Copy every line from the records below that holds the word "marker".

Figure contents as structured data
--- START ---
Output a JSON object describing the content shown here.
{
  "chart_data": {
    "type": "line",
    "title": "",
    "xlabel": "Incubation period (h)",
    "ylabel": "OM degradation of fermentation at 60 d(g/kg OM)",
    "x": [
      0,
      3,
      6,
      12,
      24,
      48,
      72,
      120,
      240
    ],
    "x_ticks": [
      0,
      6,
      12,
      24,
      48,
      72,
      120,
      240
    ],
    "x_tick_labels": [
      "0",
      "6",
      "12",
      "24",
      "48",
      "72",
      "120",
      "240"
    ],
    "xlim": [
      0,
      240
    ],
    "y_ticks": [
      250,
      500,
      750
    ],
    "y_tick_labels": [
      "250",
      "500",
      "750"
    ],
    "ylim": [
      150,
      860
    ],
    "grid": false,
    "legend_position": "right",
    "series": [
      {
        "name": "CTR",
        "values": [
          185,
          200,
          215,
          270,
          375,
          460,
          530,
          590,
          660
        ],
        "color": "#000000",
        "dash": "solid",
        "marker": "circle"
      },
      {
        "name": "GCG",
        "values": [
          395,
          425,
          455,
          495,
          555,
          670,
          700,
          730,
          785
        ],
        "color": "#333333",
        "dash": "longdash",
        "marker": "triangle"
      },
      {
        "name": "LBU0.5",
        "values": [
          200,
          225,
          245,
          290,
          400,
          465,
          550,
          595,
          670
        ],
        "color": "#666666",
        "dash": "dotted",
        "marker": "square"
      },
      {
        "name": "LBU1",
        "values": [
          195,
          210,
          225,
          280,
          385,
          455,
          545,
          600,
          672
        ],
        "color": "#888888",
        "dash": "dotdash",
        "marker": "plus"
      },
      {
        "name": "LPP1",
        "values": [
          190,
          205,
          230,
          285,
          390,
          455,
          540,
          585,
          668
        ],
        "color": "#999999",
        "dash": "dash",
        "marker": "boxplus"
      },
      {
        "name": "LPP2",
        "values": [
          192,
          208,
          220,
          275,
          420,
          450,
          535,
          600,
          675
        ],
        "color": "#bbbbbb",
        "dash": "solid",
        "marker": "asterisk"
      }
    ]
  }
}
--- END ---
Task result:
        "marker": "circle"
        "marker": "triangle"
        "marker": "square"
        "marker": "plus"
        "marker": "boxplus"
        "marker": "asterisk"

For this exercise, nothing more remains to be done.